[Extracted data entries]
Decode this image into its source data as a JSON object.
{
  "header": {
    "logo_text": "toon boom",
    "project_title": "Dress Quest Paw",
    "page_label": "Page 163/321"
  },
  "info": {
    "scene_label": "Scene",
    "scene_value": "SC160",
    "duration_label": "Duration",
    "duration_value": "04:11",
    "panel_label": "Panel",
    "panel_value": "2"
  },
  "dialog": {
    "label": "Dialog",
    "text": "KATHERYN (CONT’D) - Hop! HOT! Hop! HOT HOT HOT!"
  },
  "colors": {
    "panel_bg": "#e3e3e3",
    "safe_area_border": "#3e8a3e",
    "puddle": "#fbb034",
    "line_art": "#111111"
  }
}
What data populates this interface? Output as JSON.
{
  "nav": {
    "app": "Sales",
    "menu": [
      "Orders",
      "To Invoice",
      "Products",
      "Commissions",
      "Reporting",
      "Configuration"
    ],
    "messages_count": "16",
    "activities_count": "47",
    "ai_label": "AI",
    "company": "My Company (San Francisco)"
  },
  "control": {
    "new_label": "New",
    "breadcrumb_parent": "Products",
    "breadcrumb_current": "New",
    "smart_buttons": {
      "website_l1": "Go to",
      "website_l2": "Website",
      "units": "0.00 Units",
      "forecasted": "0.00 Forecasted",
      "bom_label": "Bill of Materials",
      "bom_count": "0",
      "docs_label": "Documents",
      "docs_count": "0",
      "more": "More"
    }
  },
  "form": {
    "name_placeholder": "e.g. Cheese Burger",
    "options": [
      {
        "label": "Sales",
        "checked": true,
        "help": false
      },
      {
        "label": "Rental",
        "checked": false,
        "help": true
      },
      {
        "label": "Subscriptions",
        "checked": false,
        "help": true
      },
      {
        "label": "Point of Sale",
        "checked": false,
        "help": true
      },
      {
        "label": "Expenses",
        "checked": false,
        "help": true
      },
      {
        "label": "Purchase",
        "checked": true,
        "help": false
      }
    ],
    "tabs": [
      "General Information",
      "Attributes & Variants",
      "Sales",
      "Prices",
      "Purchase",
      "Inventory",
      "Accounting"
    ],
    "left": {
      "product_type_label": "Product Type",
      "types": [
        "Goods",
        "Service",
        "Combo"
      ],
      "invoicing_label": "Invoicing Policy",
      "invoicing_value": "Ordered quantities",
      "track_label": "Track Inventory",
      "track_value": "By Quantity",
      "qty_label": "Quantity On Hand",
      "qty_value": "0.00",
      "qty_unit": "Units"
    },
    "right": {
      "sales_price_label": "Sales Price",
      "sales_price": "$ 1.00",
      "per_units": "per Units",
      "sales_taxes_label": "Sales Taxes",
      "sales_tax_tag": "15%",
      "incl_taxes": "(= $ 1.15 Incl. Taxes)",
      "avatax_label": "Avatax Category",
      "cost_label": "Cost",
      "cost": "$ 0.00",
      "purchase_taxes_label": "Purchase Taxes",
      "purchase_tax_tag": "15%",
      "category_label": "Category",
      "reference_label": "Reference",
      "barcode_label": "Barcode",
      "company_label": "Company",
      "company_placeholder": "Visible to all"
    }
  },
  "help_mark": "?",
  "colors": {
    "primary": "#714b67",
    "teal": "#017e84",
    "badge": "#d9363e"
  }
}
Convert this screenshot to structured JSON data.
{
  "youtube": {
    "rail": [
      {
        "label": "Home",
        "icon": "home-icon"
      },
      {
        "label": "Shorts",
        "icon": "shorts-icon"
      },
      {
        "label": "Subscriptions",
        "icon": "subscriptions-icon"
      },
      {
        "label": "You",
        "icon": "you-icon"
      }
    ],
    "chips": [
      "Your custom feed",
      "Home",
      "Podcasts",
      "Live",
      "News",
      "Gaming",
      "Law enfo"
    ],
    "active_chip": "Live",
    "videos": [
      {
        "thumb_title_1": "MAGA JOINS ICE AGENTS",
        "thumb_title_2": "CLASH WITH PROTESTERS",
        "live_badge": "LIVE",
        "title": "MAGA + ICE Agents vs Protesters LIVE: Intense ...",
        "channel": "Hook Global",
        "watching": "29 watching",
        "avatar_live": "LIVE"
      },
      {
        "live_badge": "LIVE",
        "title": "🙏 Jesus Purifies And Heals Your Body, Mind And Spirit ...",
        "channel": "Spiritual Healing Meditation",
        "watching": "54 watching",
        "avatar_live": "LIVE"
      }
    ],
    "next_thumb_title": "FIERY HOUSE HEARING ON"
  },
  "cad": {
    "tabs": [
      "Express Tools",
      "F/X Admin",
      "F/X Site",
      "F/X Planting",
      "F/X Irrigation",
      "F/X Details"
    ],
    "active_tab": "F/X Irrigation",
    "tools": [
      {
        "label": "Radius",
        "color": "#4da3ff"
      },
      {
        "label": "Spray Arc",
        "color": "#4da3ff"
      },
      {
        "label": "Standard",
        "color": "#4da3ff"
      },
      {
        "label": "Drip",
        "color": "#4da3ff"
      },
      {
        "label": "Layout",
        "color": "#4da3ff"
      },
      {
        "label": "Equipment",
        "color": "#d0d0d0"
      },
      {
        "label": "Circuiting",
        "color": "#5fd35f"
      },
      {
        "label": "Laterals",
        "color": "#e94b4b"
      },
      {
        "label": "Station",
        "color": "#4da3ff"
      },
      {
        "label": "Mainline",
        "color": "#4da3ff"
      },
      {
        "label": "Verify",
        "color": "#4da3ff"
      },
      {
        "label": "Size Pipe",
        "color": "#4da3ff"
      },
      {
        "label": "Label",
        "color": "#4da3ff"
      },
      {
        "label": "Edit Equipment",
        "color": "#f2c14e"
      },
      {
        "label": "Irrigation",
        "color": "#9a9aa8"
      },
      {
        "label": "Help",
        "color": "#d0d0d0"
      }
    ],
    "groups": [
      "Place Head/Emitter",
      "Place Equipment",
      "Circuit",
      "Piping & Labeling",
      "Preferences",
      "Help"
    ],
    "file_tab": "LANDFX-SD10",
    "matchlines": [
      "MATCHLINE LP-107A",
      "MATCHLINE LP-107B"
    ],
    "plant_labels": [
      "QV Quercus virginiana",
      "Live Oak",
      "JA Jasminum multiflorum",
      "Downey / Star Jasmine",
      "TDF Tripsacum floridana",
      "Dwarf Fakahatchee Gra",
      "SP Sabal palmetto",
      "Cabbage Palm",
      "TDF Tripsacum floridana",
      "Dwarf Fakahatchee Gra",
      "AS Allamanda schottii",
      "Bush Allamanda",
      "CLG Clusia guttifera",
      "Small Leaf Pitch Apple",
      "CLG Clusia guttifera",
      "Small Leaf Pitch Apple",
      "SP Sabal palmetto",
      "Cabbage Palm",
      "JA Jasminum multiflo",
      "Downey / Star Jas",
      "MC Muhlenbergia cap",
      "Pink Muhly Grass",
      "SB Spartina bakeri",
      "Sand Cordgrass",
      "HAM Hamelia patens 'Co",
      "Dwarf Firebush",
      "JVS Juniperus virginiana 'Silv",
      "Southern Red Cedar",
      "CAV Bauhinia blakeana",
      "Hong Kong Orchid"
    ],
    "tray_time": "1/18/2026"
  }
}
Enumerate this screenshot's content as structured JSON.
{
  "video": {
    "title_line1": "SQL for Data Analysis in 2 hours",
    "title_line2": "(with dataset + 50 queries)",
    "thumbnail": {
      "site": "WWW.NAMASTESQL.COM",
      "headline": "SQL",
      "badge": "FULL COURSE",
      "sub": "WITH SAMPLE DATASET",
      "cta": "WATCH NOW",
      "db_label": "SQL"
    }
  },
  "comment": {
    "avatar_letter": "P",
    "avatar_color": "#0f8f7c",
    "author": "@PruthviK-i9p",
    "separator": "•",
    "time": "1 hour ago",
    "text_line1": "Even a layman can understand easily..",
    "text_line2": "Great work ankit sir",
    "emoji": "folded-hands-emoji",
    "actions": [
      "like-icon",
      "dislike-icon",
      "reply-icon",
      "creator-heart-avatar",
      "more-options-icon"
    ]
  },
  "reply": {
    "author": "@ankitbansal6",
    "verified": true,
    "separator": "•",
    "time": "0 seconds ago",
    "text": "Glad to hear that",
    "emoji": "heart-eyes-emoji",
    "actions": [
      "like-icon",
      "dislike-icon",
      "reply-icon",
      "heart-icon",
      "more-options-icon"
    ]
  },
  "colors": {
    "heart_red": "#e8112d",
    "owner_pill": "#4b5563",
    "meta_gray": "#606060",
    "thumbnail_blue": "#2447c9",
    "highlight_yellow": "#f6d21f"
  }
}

# Your instructions:
Check each line of the data above for the word "Jasminum" and say how many lines have it. Give the number alone.

# Task output:
2